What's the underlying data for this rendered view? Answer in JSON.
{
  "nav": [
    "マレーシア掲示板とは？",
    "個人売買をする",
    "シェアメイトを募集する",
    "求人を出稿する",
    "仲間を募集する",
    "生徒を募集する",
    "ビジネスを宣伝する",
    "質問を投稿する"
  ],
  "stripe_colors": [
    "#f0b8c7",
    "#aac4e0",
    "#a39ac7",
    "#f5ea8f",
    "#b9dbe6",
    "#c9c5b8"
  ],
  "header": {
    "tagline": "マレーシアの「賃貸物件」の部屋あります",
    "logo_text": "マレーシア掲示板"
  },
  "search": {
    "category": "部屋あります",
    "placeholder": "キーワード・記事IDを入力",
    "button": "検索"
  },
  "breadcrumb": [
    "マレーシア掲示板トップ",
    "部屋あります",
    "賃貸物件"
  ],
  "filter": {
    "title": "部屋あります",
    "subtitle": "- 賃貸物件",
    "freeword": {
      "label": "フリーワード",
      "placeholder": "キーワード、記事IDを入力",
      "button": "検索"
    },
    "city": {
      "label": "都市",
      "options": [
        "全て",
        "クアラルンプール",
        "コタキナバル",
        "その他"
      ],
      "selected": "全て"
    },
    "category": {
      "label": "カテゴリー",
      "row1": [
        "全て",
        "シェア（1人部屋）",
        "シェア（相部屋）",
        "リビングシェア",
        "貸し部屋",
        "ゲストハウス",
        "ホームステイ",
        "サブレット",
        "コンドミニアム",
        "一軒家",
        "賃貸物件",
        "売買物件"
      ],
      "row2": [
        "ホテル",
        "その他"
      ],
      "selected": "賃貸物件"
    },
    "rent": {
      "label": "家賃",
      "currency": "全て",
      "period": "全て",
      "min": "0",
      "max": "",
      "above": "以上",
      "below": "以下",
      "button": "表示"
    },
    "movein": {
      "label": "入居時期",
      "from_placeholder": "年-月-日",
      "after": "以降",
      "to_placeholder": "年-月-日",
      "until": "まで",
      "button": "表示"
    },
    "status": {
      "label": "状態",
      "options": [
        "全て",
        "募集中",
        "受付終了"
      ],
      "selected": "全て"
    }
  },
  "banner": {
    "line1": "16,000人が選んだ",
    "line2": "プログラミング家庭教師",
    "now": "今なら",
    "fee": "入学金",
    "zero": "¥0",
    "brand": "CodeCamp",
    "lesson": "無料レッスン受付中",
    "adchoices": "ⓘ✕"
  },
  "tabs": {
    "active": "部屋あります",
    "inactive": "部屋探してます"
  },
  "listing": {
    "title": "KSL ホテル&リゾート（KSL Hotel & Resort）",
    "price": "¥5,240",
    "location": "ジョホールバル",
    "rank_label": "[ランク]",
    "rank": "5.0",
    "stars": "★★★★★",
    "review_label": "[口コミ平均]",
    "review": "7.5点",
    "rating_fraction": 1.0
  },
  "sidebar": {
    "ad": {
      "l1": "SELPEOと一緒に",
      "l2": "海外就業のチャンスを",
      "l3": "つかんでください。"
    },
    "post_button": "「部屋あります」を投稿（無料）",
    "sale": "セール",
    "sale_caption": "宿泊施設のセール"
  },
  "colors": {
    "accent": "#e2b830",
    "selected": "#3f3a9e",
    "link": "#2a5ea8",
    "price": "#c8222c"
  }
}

* * *

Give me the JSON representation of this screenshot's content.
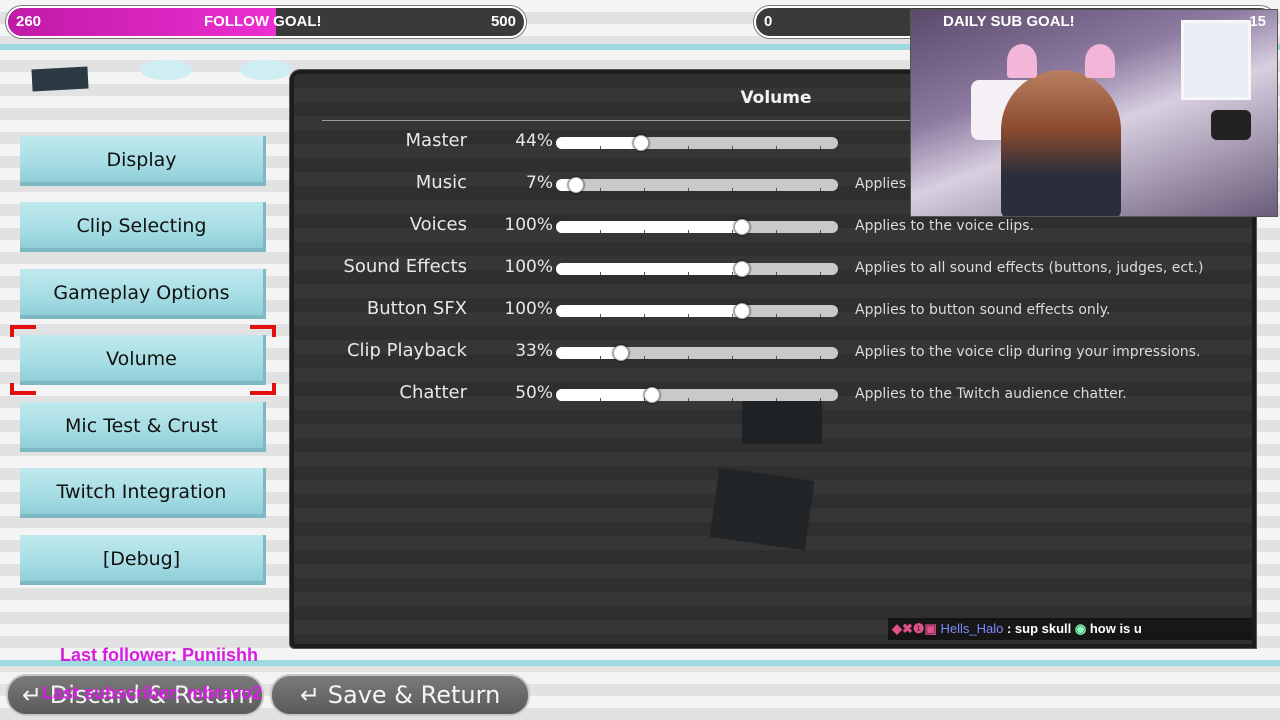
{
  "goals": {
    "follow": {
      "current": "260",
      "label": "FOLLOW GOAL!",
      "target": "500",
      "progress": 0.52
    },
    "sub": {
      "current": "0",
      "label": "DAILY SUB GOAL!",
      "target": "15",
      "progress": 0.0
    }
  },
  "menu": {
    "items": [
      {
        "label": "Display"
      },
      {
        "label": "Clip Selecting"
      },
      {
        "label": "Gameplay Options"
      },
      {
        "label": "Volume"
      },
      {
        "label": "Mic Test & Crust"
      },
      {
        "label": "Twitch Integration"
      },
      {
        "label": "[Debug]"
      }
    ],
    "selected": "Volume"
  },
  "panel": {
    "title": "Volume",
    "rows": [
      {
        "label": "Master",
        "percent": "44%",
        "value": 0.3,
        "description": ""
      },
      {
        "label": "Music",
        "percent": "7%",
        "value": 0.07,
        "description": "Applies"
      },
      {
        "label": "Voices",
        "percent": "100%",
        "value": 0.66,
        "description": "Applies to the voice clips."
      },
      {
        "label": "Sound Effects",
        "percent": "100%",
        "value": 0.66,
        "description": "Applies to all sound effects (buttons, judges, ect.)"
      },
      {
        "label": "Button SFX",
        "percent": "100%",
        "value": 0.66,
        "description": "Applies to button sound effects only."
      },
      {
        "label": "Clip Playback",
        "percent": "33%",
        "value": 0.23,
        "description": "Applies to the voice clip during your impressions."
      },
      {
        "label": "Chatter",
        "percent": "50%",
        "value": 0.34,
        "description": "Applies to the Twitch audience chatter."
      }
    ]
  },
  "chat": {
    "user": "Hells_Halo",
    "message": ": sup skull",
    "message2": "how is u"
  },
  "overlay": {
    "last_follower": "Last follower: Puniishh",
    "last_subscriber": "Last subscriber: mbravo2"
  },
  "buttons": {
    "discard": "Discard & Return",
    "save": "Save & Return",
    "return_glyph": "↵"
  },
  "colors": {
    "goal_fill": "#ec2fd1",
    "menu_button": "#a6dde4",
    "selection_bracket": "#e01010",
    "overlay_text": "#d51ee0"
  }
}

* * *

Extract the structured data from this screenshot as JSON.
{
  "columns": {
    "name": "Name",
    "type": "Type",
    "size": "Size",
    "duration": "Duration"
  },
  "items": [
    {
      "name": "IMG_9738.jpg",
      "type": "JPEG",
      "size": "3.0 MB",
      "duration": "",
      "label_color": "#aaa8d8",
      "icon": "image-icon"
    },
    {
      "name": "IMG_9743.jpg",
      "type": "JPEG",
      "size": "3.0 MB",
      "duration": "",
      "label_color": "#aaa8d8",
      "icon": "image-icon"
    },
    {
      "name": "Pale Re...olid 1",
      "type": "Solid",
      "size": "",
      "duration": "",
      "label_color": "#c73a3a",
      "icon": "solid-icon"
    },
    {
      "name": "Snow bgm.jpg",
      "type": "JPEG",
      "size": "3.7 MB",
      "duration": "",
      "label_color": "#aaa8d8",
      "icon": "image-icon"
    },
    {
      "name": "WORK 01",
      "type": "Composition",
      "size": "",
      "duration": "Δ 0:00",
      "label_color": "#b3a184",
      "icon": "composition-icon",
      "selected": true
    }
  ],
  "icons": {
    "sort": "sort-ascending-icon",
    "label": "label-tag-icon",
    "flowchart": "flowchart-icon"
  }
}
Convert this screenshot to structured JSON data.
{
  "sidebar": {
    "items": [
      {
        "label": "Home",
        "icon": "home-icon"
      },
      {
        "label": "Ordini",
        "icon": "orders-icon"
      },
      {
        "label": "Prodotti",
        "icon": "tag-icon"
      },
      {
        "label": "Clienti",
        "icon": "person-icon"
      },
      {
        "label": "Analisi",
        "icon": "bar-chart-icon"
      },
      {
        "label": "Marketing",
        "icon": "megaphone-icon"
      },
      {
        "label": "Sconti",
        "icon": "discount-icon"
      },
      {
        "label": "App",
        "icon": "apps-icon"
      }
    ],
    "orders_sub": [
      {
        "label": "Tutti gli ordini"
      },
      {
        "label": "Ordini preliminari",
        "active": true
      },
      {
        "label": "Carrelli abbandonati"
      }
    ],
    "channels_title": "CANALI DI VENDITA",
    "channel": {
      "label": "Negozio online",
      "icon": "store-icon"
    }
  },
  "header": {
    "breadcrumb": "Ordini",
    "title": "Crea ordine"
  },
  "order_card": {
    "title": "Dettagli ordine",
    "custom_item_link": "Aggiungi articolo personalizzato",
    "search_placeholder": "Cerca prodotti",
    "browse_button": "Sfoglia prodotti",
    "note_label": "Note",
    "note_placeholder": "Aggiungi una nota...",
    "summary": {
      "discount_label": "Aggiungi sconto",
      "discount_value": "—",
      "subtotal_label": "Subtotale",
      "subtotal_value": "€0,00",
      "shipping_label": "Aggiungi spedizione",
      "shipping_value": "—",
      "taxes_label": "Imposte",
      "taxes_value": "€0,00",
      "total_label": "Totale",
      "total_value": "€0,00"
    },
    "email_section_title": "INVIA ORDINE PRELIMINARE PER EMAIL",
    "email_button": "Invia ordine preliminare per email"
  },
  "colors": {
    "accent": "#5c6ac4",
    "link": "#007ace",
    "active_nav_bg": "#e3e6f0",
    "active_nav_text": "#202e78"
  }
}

* * *

**Instructions for the task:**
Give only the number of lines in the material above that include the word "賃貸物件".

**Exercise response:**
5